* [Given problem]: Leaving out all pictures, transcribe exactly the lines between the line with "Output a JSON object containing" and the last line of the records below, both included.

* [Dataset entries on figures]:
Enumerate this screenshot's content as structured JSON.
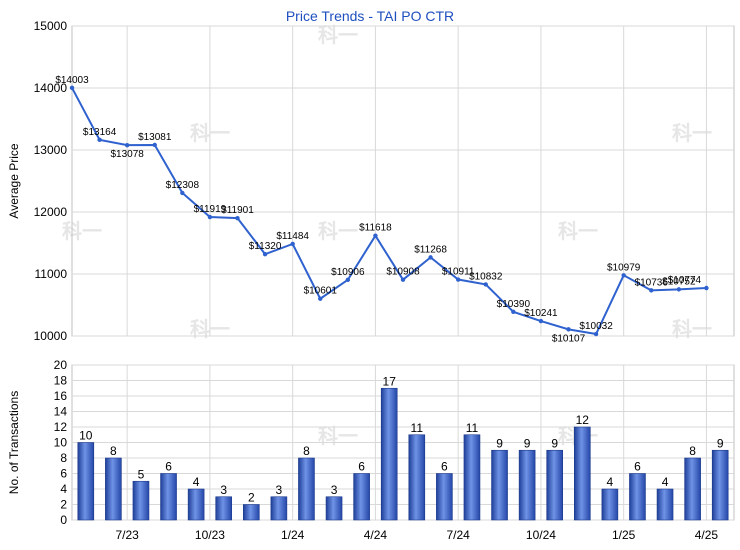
{
  "chart_data": [
    {
      "type": "line",
      "title": "Price Trends - TAI PO CTR",
      "ylabel": "Average Price",
      "ylim": [
        10000,
        15000
      ],
      "yticks": [
        "10000",
        "11000",
        "12000",
        "13000",
        "14000",
        "15000"
      ],
      "color": "#2f62cf",
      "grid": true,
      "points": [
        {
          "x": 0,
          "y": 14003,
          "label": "$14003"
        },
        {
          "x": 1,
          "y": 13164,
          "label": "$13164"
        },
        {
          "x": 2,
          "y": 13078,
          "label": "$13078"
        },
        {
          "x": 3,
          "y": 13081,
          "label": "$13081"
        },
        {
          "x": 4,
          "y": 12308,
          "label": "$12308"
        },
        {
          "x": 5,
          "y": 11919,
          "label": "$11919"
        },
        {
          "x": 6,
          "y": 11901,
          "label": "$11901"
        },
        {
          "x": 7,
          "y": 11320,
          "label": "$11320"
        },
        {
          "x": 8,
          "y": 11484,
          "label": "$11484"
        },
        {
          "x": 9,
          "y": 10601,
          "label": "$10601"
        },
        {
          "x": 10,
          "y": 10906,
          "label": "$10906"
        },
        {
          "x": 11,
          "y": 11618,
          "label": "$11618"
        },
        {
          "x": 12,
          "y": 10908,
          "label": "$10908"
        },
        {
          "x": 13,
          "y": 11268,
          "label": "$11268"
        },
        {
          "x": 14,
          "y": 10911,
          "label": "$10911"
        },
        {
          "x": 15,
          "y": 10832,
          "label": "$10832"
        },
        {
          "x": 16,
          "y": 10390,
          "label": "$10390"
        },
        {
          "x": 17,
          "y": 10241,
          "label": "$10241"
        },
        {
          "x": 18,
          "y": 10107,
          "label": "$10107"
        },
        {
          "x": 19,
          "y": 10032,
          "label": "$10032"
        },
        {
          "x": 20,
          "y": 10979,
          "label": "$10979"
        },
        {
          "x": 21,
          "y": 10736,
          "label": "$10736"
        },
        {
          "x": 22,
          "y": 10752,
          "label": "$10752"
        },
        {
          "x": 23,
          "y": 10774,
          "label": "$10774"
        }
      ]
    },
    {
      "type": "bar",
      "ylabel": "No. of Transactions",
      "ylim": [
        0,
        20
      ],
      "yticks": [
        "0",
        "2",
        "4",
        "6",
        "8",
        "10",
        "12",
        "14",
        "16",
        "18",
        "20"
      ],
      "xticks": [
        "7/23",
        "10/23",
        "1/24",
        "4/24",
        "7/24",
        "10/24",
        "1/25",
        "4/25"
      ],
      "color": "#3a64c8",
      "grid": true,
      "values": [
        10,
        8,
        5,
        6,
        4,
        3,
        2,
        3,
        8,
        3,
        6,
        17,
        11,
        6,
        11,
        9,
        9,
        9,
        12,
        4,
        6,
        4,
        8,
        9
      ]
    }
  ],
  "watermark": "科一"
}
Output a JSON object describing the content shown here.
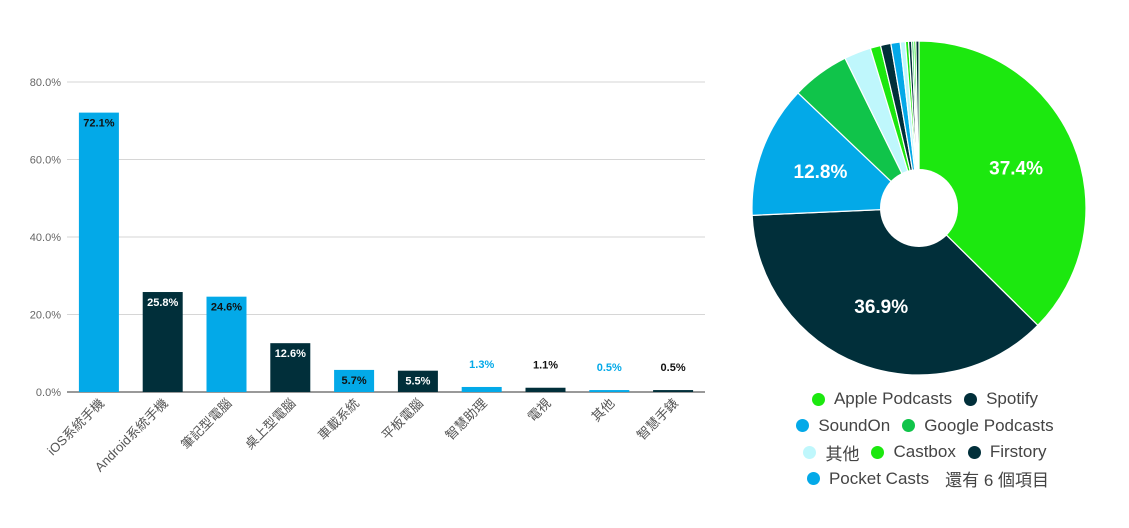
{
  "chart_data": [
    {
      "type": "bar",
      "categories": [
        "iOS系統手機",
        "Android系統手機",
        "筆記型電腦",
        "桌上型電腦",
        "車載系統",
        "平板電腦",
        "智慧助理",
        "電視",
        "其他",
        "智慧手錶"
      ],
      "values": [
        72.1,
        25.8,
        24.6,
        12.6,
        5.7,
        5.5,
        1.3,
        1.1,
        0.5,
        0.5
      ],
      "value_labels": [
        "72.1%",
        "25.8%",
        "24.6%",
        "12.6%",
        "5.7%",
        "5.5%",
        "1.3%",
        "1.1%",
        "0.5%",
        "0.5%"
      ],
      "bar_colors": [
        "#03a9e8",
        "#012f3a",
        "#03a9e8",
        "#012f3a",
        "#03a9e8",
        "#012f3a",
        "#03a9e8",
        "#012f3a",
        "#03a9e8",
        "#012f3a"
      ],
      "yticks": [
        0,
        20,
        40,
        60,
        80
      ],
      "ytick_labels": [
        "0.0%",
        "20.0%",
        "40.0%",
        "60.0%",
        "80.0%"
      ],
      "ylim": [
        0,
        80
      ],
      "grid": true,
      "title": "",
      "xlabel": "",
      "ylabel": ""
    },
    {
      "type": "pie",
      "donut": true,
      "slices": [
        {
          "label": "Apple Podcasts",
          "value": 37.4,
          "color": "#1ce80f",
          "show_label": "37.4%"
        },
        {
          "label": "Spotify",
          "value": 36.9,
          "color": "#012f3a",
          "show_label": "36.9%"
        },
        {
          "label": "SoundOn",
          "value": 12.8,
          "color": "#03a9e8",
          "show_label": "12.8%"
        },
        {
          "label": "Google Podcasts",
          "value": 5.6,
          "color": "#10c44a",
          "show_label": ""
        },
        {
          "label": "其他",
          "value": 2.6,
          "color": "#bff7fc",
          "show_label": ""
        },
        {
          "label": "Castbox",
          "value": 1.0,
          "color": "#1ce80f",
          "show_label": ""
        },
        {
          "label": "Firstory",
          "value": 1.0,
          "color": "#012f3a",
          "show_label": ""
        },
        {
          "label": "Pocket Casts",
          "value": 0.9,
          "color": "#03a9e8",
          "show_label": ""
        },
        {
          "label": "",
          "value": 0.5,
          "color": "#bff7fc",
          "show_label": ""
        },
        {
          "label": "",
          "value": 0.3,
          "color": "#1ce80f",
          "show_label": ""
        },
        {
          "label": "",
          "value": 0.3,
          "color": "#012f3a",
          "show_label": ""
        },
        {
          "label": "",
          "value": 0.2,
          "color": "#10c44a",
          "show_label": ""
        },
        {
          "label": "",
          "value": 0.2,
          "color": "#1ce80f",
          "show_label": ""
        },
        {
          "label": "",
          "value": 0.3,
          "color": "#012f3a",
          "show_label": ""
        }
      ],
      "legend_position": "bottom",
      "legend_more_text": "還有 6 個項目",
      "title": ""
    }
  ],
  "colors": {
    "blue": "#03a9e8",
    "dark": "#012f3a",
    "green": "#1ce80f",
    "google_green": "#10c44a",
    "light_cyan": "#bff7fc",
    "grid": "#d6d6d6",
    "axis_text": "#666666"
  }
}
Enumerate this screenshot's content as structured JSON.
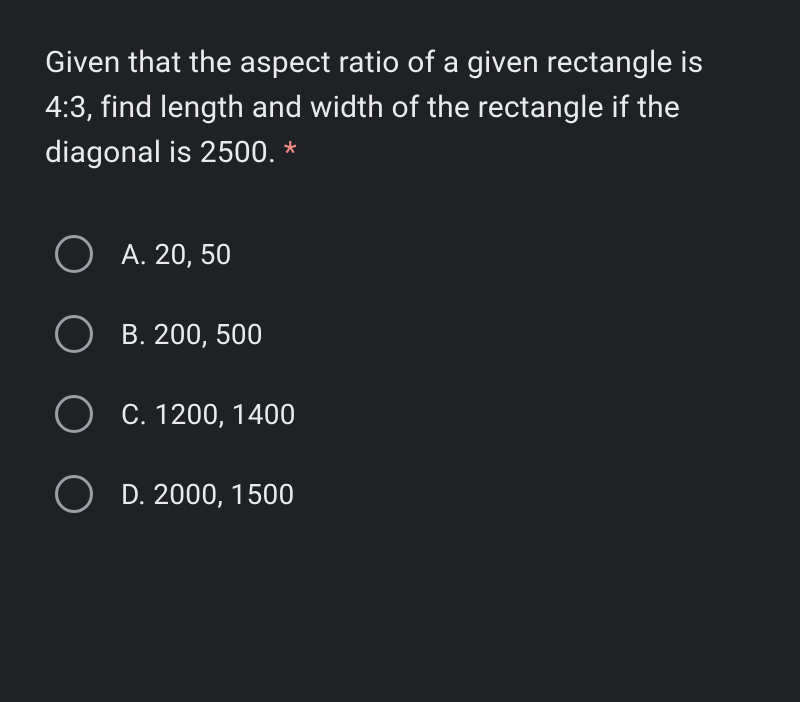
{
  "question": {
    "text": "Given that the aspect ratio of a given rectangle is 4:3, find length and width of the rectangle if the diagonal is 2500. ",
    "required_marker": "*",
    "required_color": "#f28b82"
  },
  "options": [
    {
      "label": "A. 20, 50"
    },
    {
      "label": "B. 200, 500"
    },
    {
      "label": "C. 1200, 1400"
    },
    {
      "label": "D. 2000, 1500"
    }
  ],
  "colors": {
    "background": "#202124",
    "text": "#e8eaed",
    "radio_border": "#9aa0a6"
  },
  "typography": {
    "question_fontsize": 30,
    "option_fontsize": 28,
    "font_family": "Google Sans, Roboto, Arial, sans-serif"
  }
}
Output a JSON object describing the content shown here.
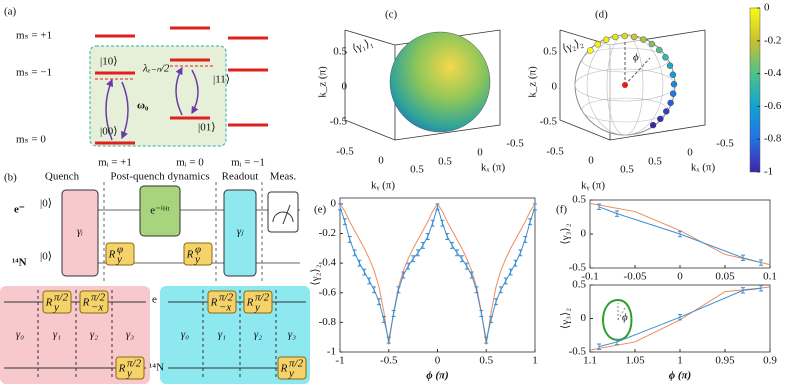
{
  "panel_a": {
    "label": "(a)",
    "ms_labels": [
      "mₛ = +1",
      "mₛ = −1",
      "mₛ = 0"
    ],
    "mi_labels": [
      "mᵢ = +1",
      "mᵢ = 0",
      "mᵢ = −1"
    ],
    "states": [
      "|10⟩",
      "|11⟩",
      "|00⟩",
      "|01⟩"
    ],
    "coupling": "λₑ₋ₙ/2",
    "frequency": "ω₀"
  },
  "panel_b": {
    "label": "(b)",
    "stages": [
      "Quench",
      "Post-quench dynamics",
      "Readout",
      "Meas."
    ],
    "qubits": [
      "e⁻",
      "¹⁴N"
    ],
    "init": [
      "|0⟩",
      "|0⟩"
    ],
    "quench_gate": "γᵢ",
    "evolution": "e⁻ⁱᴴᵗ",
    "rotation": {
      "base": "R",
      "sub": "y",
      "sup": "φ"
    },
    "readout_gate": "γⱼ",
    "left_table": {
      "columns": [
        "γ₀",
        "γ₁",
        "γ₂",
        "γ₃"
      ],
      "gates": [
        {
          "base": "R",
          "sub": "y",
          "sup": "π/2"
        },
        {
          "base": "R",
          "sub": "−x",
          "sup": "π/2"
        },
        {
          "base": "R",
          "sub": "y",
          "sup": "π/2"
        }
      ]
    },
    "right_table": {
      "rows": [
        "e",
        "¹⁴N"
      ],
      "columns": [
        "γ₀",
        "γ₁",
        "γ₂",
        "γ₃"
      ],
      "gates": [
        {
          "base": "R",
          "sub": "−x",
          "sup": "π/2"
        },
        {
          "base": "R",
          "sub": "y",
          "sup": "π/2"
        },
        {
          "base": "R",
          "sub": "y",
          "sup": "π/2"
        }
      ]
    }
  },
  "chart_data": [
    {
      "type": "sphere",
      "label": "(c)",
      "title": "⟨γ₁⟩₁",
      "xlabel": "kₓ (π)",
      "ylabel": "kᵧ (π)",
      "zlabel": "k_z (π)",
      "xticks": [
        -0.5,
        0,
        0.5
      ],
      "yticks": [
        -0.5,
        0,
        0.5
      ],
      "zticks": [
        -0.5,
        0,
        0.5
      ]
    },
    {
      "type": "sphere",
      "label": "(d)",
      "title": "⟨γ₂⟩₂",
      "annotation": "ϕ",
      "xlabel": "kₓ (π)",
      "ylabel": "kᵧ (π)",
      "zlabel": "k_z (π)",
      "xticks": [
        -0.5,
        0,
        0.5
      ],
      "yticks": [
        -0.5,
        0,
        0.5
      ],
      "zticks": [
        -0.5,
        0,
        0.5
      ],
      "values": [
        0,
        -0.02,
        -0.05,
        -0.08,
        -0.12,
        -0.18,
        -0.25,
        -0.32,
        -0.4,
        -0.48,
        -0.55,
        -0.62,
        -0.7,
        -0.78,
        -0.85,
        -0.92,
        -0.97,
        -1
      ],
      "colorbar": {
        "ylim": [
          -1,
          0
        ],
        "yticks": [
          0,
          -0.2,
          -0.4,
          -0.6,
          -0.8,
          -1
        ]
      }
    },
    {
      "type": "line",
      "label": "(e)",
      "ylabel": "⟨γ₂⟩₂",
      "xlabel": "ϕ (π)",
      "xlim": [
        -1,
        1
      ],
      "xticks": [
        -1,
        -0.5,
        0,
        0.5,
        1
      ],
      "ylim": [
        -1,
        0.04
      ],
      "yticks": [
        -1,
        -0.8,
        -0.6,
        -0.4,
        -0.2,
        0
      ],
      "series": [
        {
          "color": "#f08a5d",
          "x": [
            -1,
            -0.95,
            -0.9,
            -0.85,
            -0.8,
            -0.75,
            -0.7,
            -0.65,
            -0.6,
            -0.55,
            -0.5,
            -0.45,
            -0.4,
            -0.35,
            -0.3,
            -0.25,
            -0.2,
            -0.15,
            -0.1,
            -0.05,
            0,
            0.05,
            0.1,
            0.15,
            0.2,
            0.25,
            0.3,
            0.35,
            0.4,
            0.45,
            0.5,
            0.55,
            0.6,
            0.65,
            0.7,
            0.75,
            0.8,
            0.85,
            0.9,
            0.95,
            1
          ],
          "values": [
            0,
            -0.05,
            -0.12,
            -0.18,
            -0.24,
            -0.3,
            -0.37,
            -0.45,
            -0.56,
            -0.73,
            -0.95,
            -0.73,
            -0.56,
            -0.45,
            -0.37,
            -0.3,
            -0.24,
            -0.18,
            -0.12,
            -0.05,
            0,
            -0.05,
            -0.12,
            -0.18,
            -0.24,
            -0.3,
            -0.37,
            -0.45,
            -0.56,
            -0.73,
            -0.95,
            -0.73,
            -0.56,
            -0.45,
            -0.37,
            -0.3,
            -0.24,
            -0.18,
            -0.12,
            -0.05,
            0
          ]
        },
        {
          "color": "#3d8fd0",
          "x": [
            -1,
            -0.95,
            -0.9,
            -0.85,
            -0.8,
            -0.75,
            -0.7,
            -0.65,
            -0.6,
            -0.55,
            -0.5,
            -0.45,
            -0.4,
            -0.35,
            -0.3,
            -0.25,
            -0.2,
            -0.15,
            -0.1,
            -0.05,
            0,
            0.05,
            0.1,
            0.15,
            0.2,
            0.25,
            0.3,
            0.35,
            0.4,
            0.45,
            0.5,
            0.55,
            0.6,
            0.65,
            0.7,
            0.75,
            0.8,
            0.85,
            0.9,
            0.95,
            1
          ],
          "values": [
            -0.02,
            -0.12,
            -0.24,
            -0.33,
            -0.4,
            -0.46,
            -0.52,
            -0.58,
            -0.66,
            -0.78,
            -0.92,
            -0.74,
            -0.58,
            -0.48,
            -0.42,
            -0.37,
            -0.33,
            -0.28,
            -0.22,
            -0.13,
            -0.02,
            -0.13,
            -0.22,
            -0.28,
            -0.33,
            -0.37,
            -0.42,
            -0.48,
            -0.58,
            -0.74,
            -0.92,
            -0.78,
            -0.66,
            -0.58,
            -0.52,
            -0.46,
            -0.4,
            -0.33,
            -0.24,
            -0.12,
            -0.02
          ],
          "errors": [
            0.02,
            0.02,
            0.02,
            0.02,
            0.02,
            0.02,
            0.02,
            0.02,
            0.02,
            0.02,
            0.02,
            0.02,
            0.02,
            0.02,
            0.02,
            0.02,
            0.02,
            0.02,
            0.02,
            0.02,
            0.02,
            0.02,
            0.02,
            0.02,
            0.02,
            0.02,
            0.02,
            0.02,
            0.02,
            0.02,
            0.02,
            0.02,
            0.02,
            0.02,
            0.02,
            0.02,
            0.02,
            0.02,
            0.02,
            0.02,
            0.02
          ]
        }
      ]
    },
    {
      "type": "line",
      "label": "(f)",
      "ylabel": "⟨γ₃⟩₂",
      "xlim": [
        -0.1,
        0.1
      ],
      "xticks": [
        -0.1,
        -0.05,
        0,
        0.05,
        0.1
      ],
      "ylim": [
        -0.5,
        0.5
      ],
      "yticks": [
        -0.5,
        0,
        0.5
      ],
      "series": [
        {
          "color": "#f08a5d",
          "x": [
            -0.1,
            -0.05,
            0,
            0.05,
            0.1
          ],
          "values": [
            0.45,
            0.33,
            0.05,
            -0.3,
            -0.45
          ]
        },
        {
          "color": "#3d8fd0",
          "x": [
            -0.09,
            -0.07,
            0,
            0.07,
            0.09
          ],
          "values": [
            0.4,
            0.3,
            0,
            -0.35,
            -0.42
          ],
          "errors": [
            0.04,
            0.04,
            0.04,
            0.04,
            0.04
          ]
        }
      ]
    },
    {
      "type": "line",
      "ylabel": "⟨γ₃⟩₂",
      "xlabel": "ϕ (π)",
      "annotation": "ϕ",
      "xlim": [
        1.1,
        0.9
      ],
      "xticks": [
        1.1,
        1.05,
        1,
        0.95,
        0.9
      ],
      "ylim": [
        -0.5,
        0.5
      ],
      "yticks": [
        -0.5,
        0,
        0.5
      ],
      "series": [
        {
          "color": "#f08a5d",
          "x": [
            1.1,
            1.05,
            1,
            0.95,
            0.9
          ],
          "values": [
            -0.47,
            -0.35,
            -0.02,
            0.4,
            0.47
          ]
        },
        {
          "color": "#3d8fd0",
          "x": [
            1.09,
            1.07,
            1,
            0.93,
            0.91
          ],
          "values": [
            -0.42,
            -0.35,
            0.02,
            0.42,
            0.45
          ],
          "errors": [
            0.04,
            0.04,
            0.04,
            0.04,
            0.04
          ]
        }
      ]
    }
  ]
}
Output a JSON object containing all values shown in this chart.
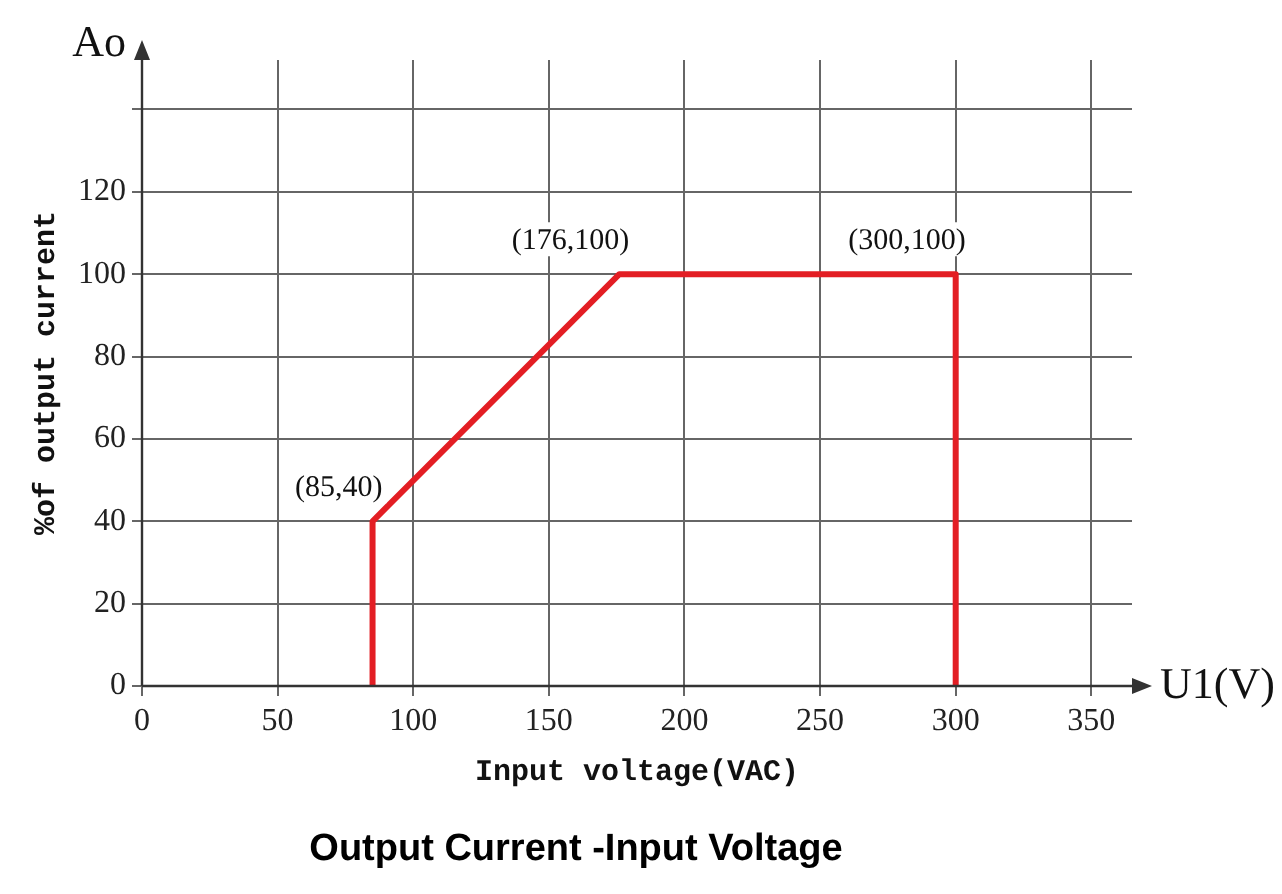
{
  "chart_data": {
    "type": "line",
    "title": "Output Current -Input Voltage",
    "xlabel": "Input voltage(VAC)",
    "ylabel": "%of output current",
    "x": [
      85,
      85,
      176,
      300,
      300
    ],
    "series": [
      {
        "color": "#e31e24",
        "values": [
          0,
          40,
          100,
          100,
          0
        ]
      }
    ],
    "xlim": [
      0,
      365
    ],
    "xticks": [
      0,
      50,
      100,
      150,
      200,
      250,
      300,
      350
    ],
    "ylim": [
      0,
      152
    ],
    "yticks": [
      0,
      20,
      40,
      60,
      80,
      100,
      120,
      {
        "value": 140,
        "label": null
      }
    ],
    "grid": true,
    "legend": false,
    "marker": "none",
    "line_style": "solid",
    "annotations": [
      "Ao",
      "U1(V)",
      {
        "text": "(85,40)",
        "x": 85,
        "y": 40
      },
      {
        "text": "(176,100)",
        "x": 176,
        "y": 100
      },
      {
        "text": "(300,100)",
        "x": 300,
        "y": 100
      }
    ]
  }
}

* [Response below]:
Output a JSON object containing all values shown in this chart.
{
  "chart_data": {
    "type": "line",
    "title": "Output Current -Input Voltage",
    "xlabel": "Input voltage(VAC)",
    "ylabel": "%of output current",
    "x": [
      85,
      85,
      176,
      300,
      300
    ],
    "series": [
      {
        "color": "#e31e24",
        "values": [
          0,
          40,
          100,
          100,
          0
        ]
      }
    ],
    "xlim": [
      0,
      365
    ],
    "xticks": [
      0,
      50,
      100,
      150,
      200,
      250,
      300,
      350
    ],
    "ylim": [
      0,
      152
    ],
    "yticks": [
      0,
      20,
      40,
      60,
      80,
      100,
      120,
      {
        "value": 140,
        "label": null
      }
    ],
    "grid": true,
    "legend": false,
    "marker": "none",
    "line_style": "solid",
    "annotations": [
      "Ao",
      "U1(V)",
      {
        "text": "(85,40)",
        "x": 85,
        "y": 40
      },
      {
        "text": "(176,100)",
        "x": 176,
        "y": 100
      },
      {
        "text": "(300,100)",
        "x": 300,
        "y": 100
      }
    ]
  }
}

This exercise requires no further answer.